§ **PROBLEM TO WORK ON**
Report how many lines of the listing contain the string "records", with no other words.

§ **DATA TO EXAMINE**
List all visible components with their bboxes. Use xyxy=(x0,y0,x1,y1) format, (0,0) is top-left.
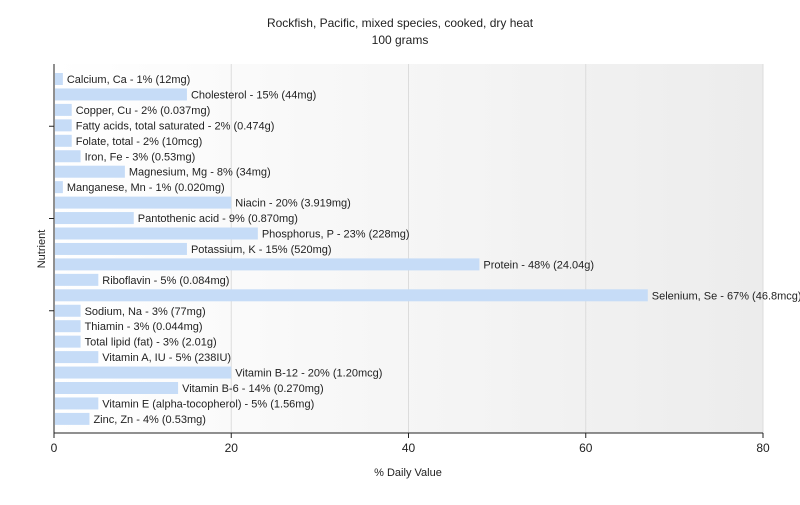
bar-label: Vitamin B-12 - 20% (1.20mcg) xyxy=(235,368,382,380)
bar xyxy=(55,335,81,348)
bar xyxy=(55,181,63,194)
chart-subtitle: 100 grams xyxy=(372,33,429,47)
bar xyxy=(55,73,63,85)
bar-label: Folate, total - 2% (10mcg) xyxy=(76,136,203,148)
bar xyxy=(55,397,99,410)
bar xyxy=(55,227,258,240)
bar xyxy=(55,366,232,379)
bar-label: Manganese, Mn - 1% (0.020mg) xyxy=(67,182,225,194)
bar xyxy=(55,88,187,101)
bars: Calcium, Ca - 1% (12mg)Cholesterol - 15%… xyxy=(55,73,800,426)
bar xyxy=(55,165,125,178)
bar-label: Copper, Cu - 2% (0.037mg) xyxy=(76,105,211,117)
bar-label: Pantothenic acid - 9% (0.870mg) xyxy=(138,213,298,225)
bar-label: Cholesterol - 15% (44mg) xyxy=(191,89,316,101)
bar xyxy=(55,212,134,225)
bar xyxy=(55,119,72,132)
bar-label: Vitamin B-6 - 14% (0.270mg) xyxy=(182,383,324,395)
bar-label: Potassium, K - 15% (520mg) xyxy=(191,244,332,256)
bar xyxy=(55,351,99,364)
chart-title: Rockfish, Pacific, mixed species, cooked… xyxy=(267,16,534,30)
bar xyxy=(55,289,648,302)
bar xyxy=(55,273,99,286)
x-tick-label: 0 xyxy=(51,441,58,455)
bar xyxy=(55,150,81,163)
bar xyxy=(55,196,232,209)
bar-label: Selenium, Se - 67% (46.8mcg) xyxy=(652,290,800,302)
bar-label: Calcium, Ca - 1% (12mg) xyxy=(67,74,190,86)
bar-label: Fatty acids, total saturated - 2% (0.474… xyxy=(76,120,275,132)
x-tick-label: 80 xyxy=(756,441,770,455)
x-tick-label: 40 xyxy=(402,441,416,455)
bar-label: Iron, Fe - 3% (0.53mg) xyxy=(85,151,196,163)
bar xyxy=(55,412,90,425)
bar-label: Sodium, Na - 3% (77mg) xyxy=(85,306,206,318)
bar-label: Protein - 48% (24.04g) xyxy=(483,259,594,271)
x-tick-label: 60 xyxy=(579,441,593,455)
bar-label: Thiamin - 3% (0.044mg) xyxy=(85,321,203,333)
x-tick-label: 20 xyxy=(225,441,239,455)
bar-label: Magnesium, Mg - 8% (34mg) xyxy=(129,167,271,179)
bar xyxy=(55,134,72,147)
bar xyxy=(55,103,72,116)
axes: 0 20 40 60 80 xyxy=(49,64,770,455)
bar-label: Vitamin A, IU - 5% (238IU) xyxy=(102,352,231,364)
bar-label: Riboflavin - 5% (0.084mg) xyxy=(102,275,229,287)
bar xyxy=(55,242,187,255)
bar xyxy=(55,320,81,333)
bar-label: Zinc, Zn - 4% (0.53mg) xyxy=(93,414,205,426)
bar xyxy=(55,382,179,394)
bar xyxy=(55,304,81,317)
x-axis-label: % Daily Value xyxy=(374,467,442,479)
y-axis-label: Nutrient xyxy=(36,230,48,269)
bar xyxy=(55,258,480,271)
bar-label: Phosphorus, P - 23% (228mg) xyxy=(262,229,410,241)
bar-label: Total lipid (fat) - 3% (2.01g) xyxy=(85,337,217,349)
bar-label: Vitamin E (alpha-tocopherol) - 5% (1.56m… xyxy=(102,398,314,410)
bar-label: Niacin - 20% (3.919mg) xyxy=(235,198,351,210)
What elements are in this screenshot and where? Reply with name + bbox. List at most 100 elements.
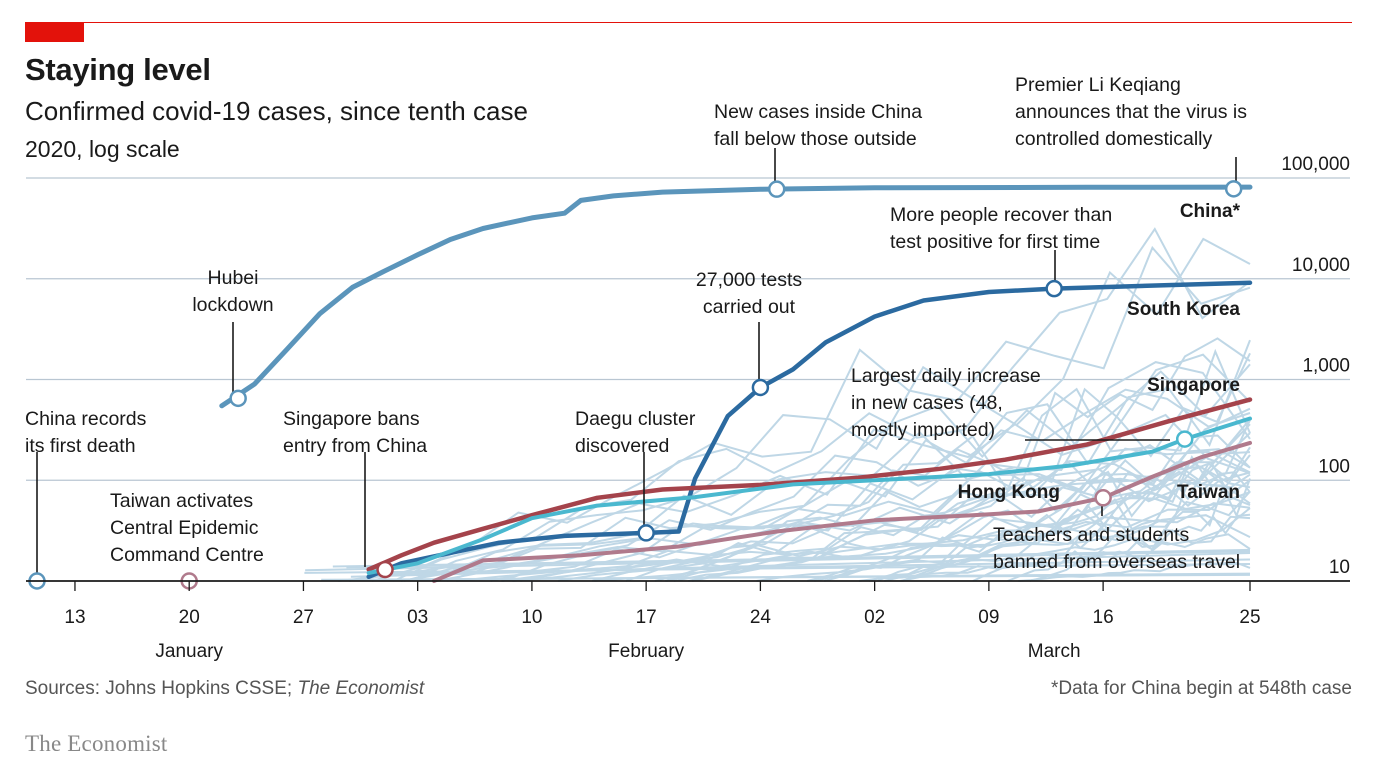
x-tick-label: 02 — [864, 607, 885, 628]
annotation-text-ann-china-cross: New cases inside China fall below those o… — [714, 101, 922, 150]
annotation-text-ann-taiwan-travel: Teachers and students banned from oversea… — [993, 524, 1240, 573]
y-tick-label: 100 — [1318, 456, 1350, 477]
series-line-hong-kong — [366, 416, 1252, 575]
annotation-text-ann-li: Premier Li Keqiang announces that the vir… — [1015, 74, 1247, 150]
annotation-marker — [1094, 489, 1112, 507]
series-label-hong-kong: Hong Kong — [958, 482, 1060, 503]
series-line-singapore — [366, 397, 1253, 572]
annotation-line: Hubei — [208, 267, 259, 289]
axes: 100,000 10,000 1,000 100 10 13 20 27 03 10 17 24 02 0… — [26, 154, 1350, 662]
annotation-line: announces that the virus is — [1015, 101, 1247, 123]
annotation-marker — [1224, 180, 1243, 198]
series-label-taiwan: Taiwan — [1177, 482, 1240, 503]
source-note: Sources: Johns Hopkins CSSE; The Economi… — [25, 678, 424, 700]
x-tick-label: 25 — [1239, 607, 1260, 628]
x-tick-label: 20 — [179, 607, 200, 628]
annotation-line: its first death — [25, 435, 136, 457]
annotation-line: mostly imported) — [851, 419, 995, 441]
footnote: *Data for China begin at 548th case — [1050, 678, 1352, 699]
grid-layer — [26, 177, 1350, 481]
economist-logo: The Economist — [25, 731, 168, 756]
series-label-south-korea: South Korea — [1127, 299, 1240, 320]
y-tick-label: 10,000 — [1292, 255, 1350, 276]
annotation-text-ann-recover: More people recover than test positive fo… — [890, 204, 1112, 253]
other-country-line — [1007, 478, 1251, 582]
chart-title: Staying level — [25, 52, 211, 87]
x-tick-label: 17 — [636, 607, 657, 628]
annotation-line: lockdown — [192, 294, 273, 316]
annotation-marker — [1175, 430, 1194, 448]
annotation-line: Taiwan activates — [110, 490, 253, 512]
annotation-line: China records — [25, 408, 147, 430]
x-tick-label: 03 — [407, 607, 428, 628]
annotation-text-ann-singapore-ban: Singapore bans entry from China — [283, 408, 427, 457]
annotation-text-ann-first-death: China records its first death — [25, 408, 147, 457]
annotation-line: banned from overseas travel — [993, 551, 1240, 573]
annotation-line: Largest daily increase — [851, 365, 1041, 387]
other-country-line — [625, 348, 1251, 582]
annotation-line: in new cases (48, — [851, 392, 1003, 414]
x-tick-label: 27 — [293, 607, 314, 628]
annotation-line: Daegu cluster — [575, 408, 696, 430]
annotation-marker — [751, 378, 770, 397]
other-country-line — [409, 237, 1251, 582]
annotation-text-ann-hubei: Hubei lockdown — [192, 267, 273, 316]
chart-subtitle: Confirmed covid-19 cases, since tenth ca… — [25, 96, 528, 126]
x-tick-label: 10 — [521, 607, 542, 628]
y-tick-label: 100,000 — [1281, 154, 1350, 175]
x-tick-label: 09 — [978, 607, 999, 628]
annotation-line: controlled domestically — [1015, 128, 1213, 150]
x-tick-label: 13 — [64, 607, 85, 628]
other-country-line — [356, 572, 1251, 582]
source-italic: The Economist — [297, 678, 425, 699]
other-country-line — [900, 515, 1251, 582]
other-country-line — [346, 548, 1251, 569]
series-label-china: China* — [1180, 201, 1241, 222]
other-country-line — [512, 479, 1251, 582]
annotation-line: New cases inside China — [714, 101, 922, 123]
brand-red-tab — [25, 22, 84, 42]
source-prefix: Sources: Johns Hopkins CSSE; — [25, 678, 298, 699]
annotation-marker — [376, 560, 394, 579]
annotation-marker — [637, 524, 655, 542]
chart-scale-note: 2020, log scale — [25, 136, 180, 162]
annotation-marker — [229, 389, 247, 408]
month-label: February — [608, 641, 685, 662]
y-tick-label: 1,000 — [1302, 356, 1350, 377]
annotation-line: Command Centre — [110, 544, 264, 566]
series-label-singapore: Singapore — [1147, 375, 1240, 396]
other-country-line — [379, 558, 1251, 576]
other-country-line — [591, 423, 1251, 582]
annotation-marker — [767, 180, 786, 198]
annotation-text-ann-singapore-peak: Largest daily increase in new cases (48, m… — [851, 365, 1041, 441]
month-label: January — [155, 641, 223, 662]
other-country-line — [371, 245, 1251, 582]
annotation-line: fall below those outside — [714, 128, 917, 150]
annotation-line: Teachers and students — [993, 524, 1189, 546]
annotation-text-ann-tests: 27,000 tests carried out — [696, 269, 802, 318]
other-country-line — [502, 388, 1251, 582]
other-country-line — [687, 448, 1251, 582]
annotation-marker — [1045, 279, 1063, 298]
annotation-line: Premier Li Keqiang — [1015, 74, 1181, 96]
series-line-south-korea — [366, 280, 1253, 580]
annotation-text-ann-taiwan-cecc: Taiwan activates Central Epidemic Command … — [110, 490, 264, 566]
other-country-line — [446, 363, 1251, 582]
annotation-line: entry from China — [283, 435, 427, 457]
annotations: China* South Korea Singapore Hong Kong Taiwa… — [25, 74, 1247, 590]
annotation-line: discovered — [575, 435, 669, 457]
annotation-line: Singapore bans — [283, 408, 420, 430]
month-label: March — [1028, 641, 1081, 662]
annotation-line: 27,000 tests — [696, 269, 802, 291]
x-tick-label: 16 — [1093, 607, 1114, 628]
annotation-line: Central Epidemic — [110, 517, 259, 539]
top-rule — [25, 22, 1352, 23]
x-tick-label: 24 — [750, 607, 772, 628]
annotation-line: carried out — [703, 296, 796, 318]
annotation-line: test positive for first time — [890, 231, 1100, 253]
annotation-text-ann-daegu: Daegu cluster discovered — [575, 408, 696, 457]
other-country-line — [520, 339, 1251, 582]
series-line-taiwan — [432, 440, 1252, 583]
y-tick-label: 10 — [1329, 557, 1350, 578]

§ **EXERCISE ANSWER**
2